_Stored data_
__________________________________________________
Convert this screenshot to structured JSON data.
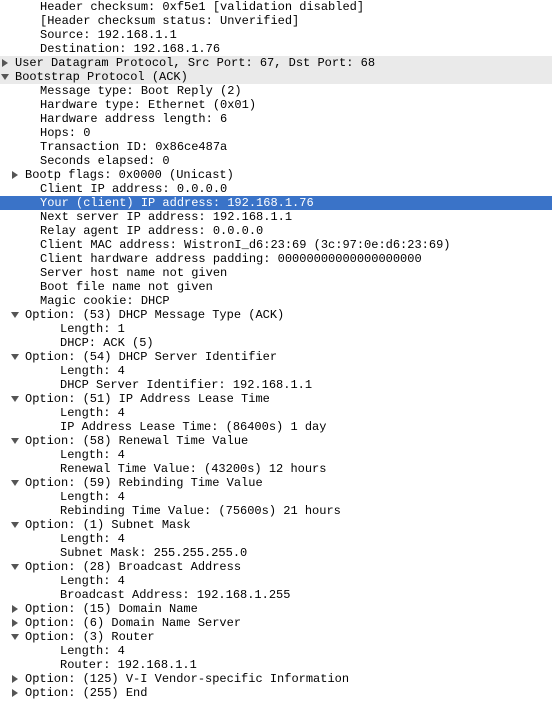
{
  "rows": [
    {
      "indent": 40,
      "arrow": "none",
      "text": "Header checksum: 0xf5e1 [validation disabled]"
    },
    {
      "indent": 40,
      "arrow": "none",
      "text": "[Header checksum status: Unverified]"
    },
    {
      "indent": 40,
      "arrow": "none",
      "text": "Source: 192.168.1.1"
    },
    {
      "indent": 40,
      "arrow": "none",
      "text": "Destination: 192.168.1.76"
    },
    {
      "indent": 10,
      "arrow": "right",
      "text": "User Datagram Protocol, Src Port: 67, Dst Port: 68",
      "hl": "grey",
      "name": "udp-header"
    },
    {
      "indent": 10,
      "arrow": "down",
      "text": "Bootstrap Protocol (ACK)",
      "hl": "grey",
      "name": "bootp-header"
    },
    {
      "indent": 40,
      "arrow": "none",
      "text": "Message type: Boot Reply (2)"
    },
    {
      "indent": 40,
      "arrow": "none",
      "text": "Hardware type: Ethernet (0x01)"
    },
    {
      "indent": 40,
      "arrow": "none",
      "text": "Hardware address length: 6"
    },
    {
      "indent": 40,
      "arrow": "none",
      "text": "Hops: 0"
    },
    {
      "indent": 40,
      "arrow": "none",
      "text": "Transaction ID: 0x86ce487a"
    },
    {
      "indent": 40,
      "arrow": "none",
      "text": "Seconds elapsed: 0"
    },
    {
      "indent": 25,
      "arrow": "right",
      "text": "Bootp flags: 0x0000 (Unicast)",
      "name": "bootp-flags"
    },
    {
      "indent": 40,
      "arrow": "none",
      "text": "Client IP address: 0.0.0.0"
    },
    {
      "indent": 40,
      "arrow": "none",
      "text": "Your (client) IP address: 192.168.1.76",
      "hl": "blue",
      "name": "your-ip-row"
    },
    {
      "indent": 40,
      "arrow": "none",
      "text": "Next server IP address: 192.168.1.1"
    },
    {
      "indent": 40,
      "arrow": "none",
      "text": "Relay agent IP address: 0.0.0.0"
    },
    {
      "indent": 40,
      "arrow": "none",
      "text": "Client MAC address: WistronI_d6:23:69 (3c:97:0e:d6:23:69)"
    },
    {
      "indent": 40,
      "arrow": "none",
      "text": "Client hardware address padding: 00000000000000000000"
    },
    {
      "indent": 40,
      "arrow": "none",
      "text": "Server host name not given"
    },
    {
      "indent": 40,
      "arrow": "none",
      "text": "Boot file name not given"
    },
    {
      "indent": 40,
      "arrow": "none",
      "text": "Magic cookie: DHCP"
    },
    {
      "indent": 25,
      "arrow": "down",
      "text": "Option: (53) DHCP Message Type (ACK)",
      "name": "opt-53"
    },
    {
      "indent": 60,
      "arrow": "none",
      "text": "Length: 1"
    },
    {
      "indent": 60,
      "arrow": "none",
      "text": "DHCP: ACK (5)"
    },
    {
      "indent": 25,
      "arrow": "down",
      "text": "Option: (54) DHCP Server Identifier",
      "name": "opt-54"
    },
    {
      "indent": 60,
      "arrow": "none",
      "text": "Length: 4"
    },
    {
      "indent": 60,
      "arrow": "none",
      "text": "DHCP Server Identifier: 192.168.1.1"
    },
    {
      "indent": 25,
      "arrow": "down",
      "text": "Option: (51) IP Address Lease Time",
      "name": "opt-51"
    },
    {
      "indent": 60,
      "arrow": "none",
      "text": "Length: 4"
    },
    {
      "indent": 60,
      "arrow": "none",
      "text": "IP Address Lease Time: (86400s) 1 day"
    },
    {
      "indent": 25,
      "arrow": "down",
      "text": "Option: (58) Renewal Time Value",
      "name": "opt-58"
    },
    {
      "indent": 60,
      "arrow": "none",
      "text": "Length: 4"
    },
    {
      "indent": 60,
      "arrow": "none",
      "text": "Renewal Time Value: (43200s) 12 hours"
    },
    {
      "indent": 25,
      "arrow": "down",
      "text": "Option: (59) Rebinding Time Value",
      "name": "opt-59"
    },
    {
      "indent": 60,
      "arrow": "none",
      "text": "Length: 4"
    },
    {
      "indent": 60,
      "arrow": "none",
      "text": "Rebinding Time Value: (75600s) 21 hours"
    },
    {
      "indent": 25,
      "arrow": "down",
      "text": "Option: (1) Subnet Mask",
      "name": "opt-1"
    },
    {
      "indent": 60,
      "arrow": "none",
      "text": "Length: 4"
    },
    {
      "indent": 60,
      "arrow": "none",
      "text": "Subnet Mask: 255.255.255.0"
    },
    {
      "indent": 25,
      "arrow": "down",
      "text": "Option: (28) Broadcast Address",
      "name": "opt-28"
    },
    {
      "indent": 60,
      "arrow": "none",
      "text": "Length: 4"
    },
    {
      "indent": 60,
      "arrow": "none",
      "text": "Broadcast Address: 192.168.1.255"
    },
    {
      "indent": 25,
      "arrow": "right",
      "text": "Option: (15) Domain Name",
      "name": "opt-15"
    },
    {
      "indent": 25,
      "arrow": "right",
      "text": "Option: (6) Domain Name Server",
      "name": "opt-6"
    },
    {
      "indent": 25,
      "arrow": "down",
      "text": "Option: (3) Router",
      "name": "opt-3"
    },
    {
      "indent": 60,
      "arrow": "none",
      "text": "Length: 4"
    },
    {
      "indent": 60,
      "arrow": "none",
      "text": "Router: 192.168.1.1"
    },
    {
      "indent": 25,
      "arrow": "right",
      "text": "Option: (125) V-I Vendor-specific Information",
      "name": "opt-125"
    },
    {
      "indent": 25,
      "arrow": "right",
      "text": "Option: (255) End",
      "name": "opt-255"
    }
  ]
}
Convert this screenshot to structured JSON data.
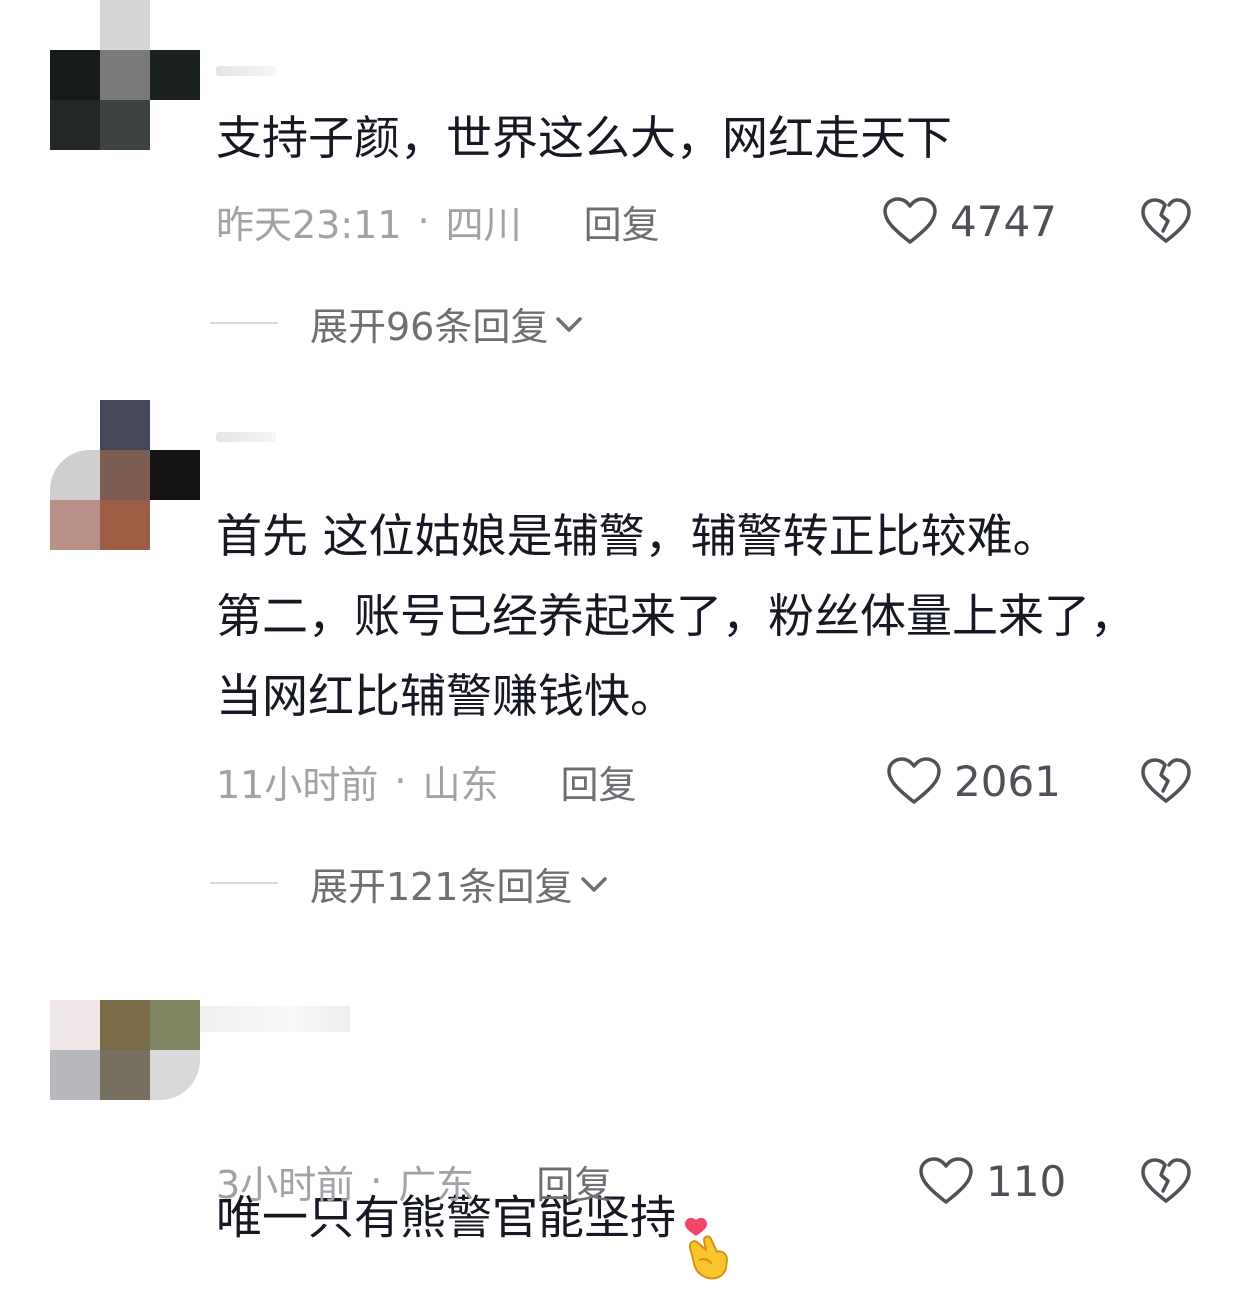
__________________________________________________
_What is expected_
Say how many lines have the string "Renewal" in them, offering no words beyond the number.

_Result_
2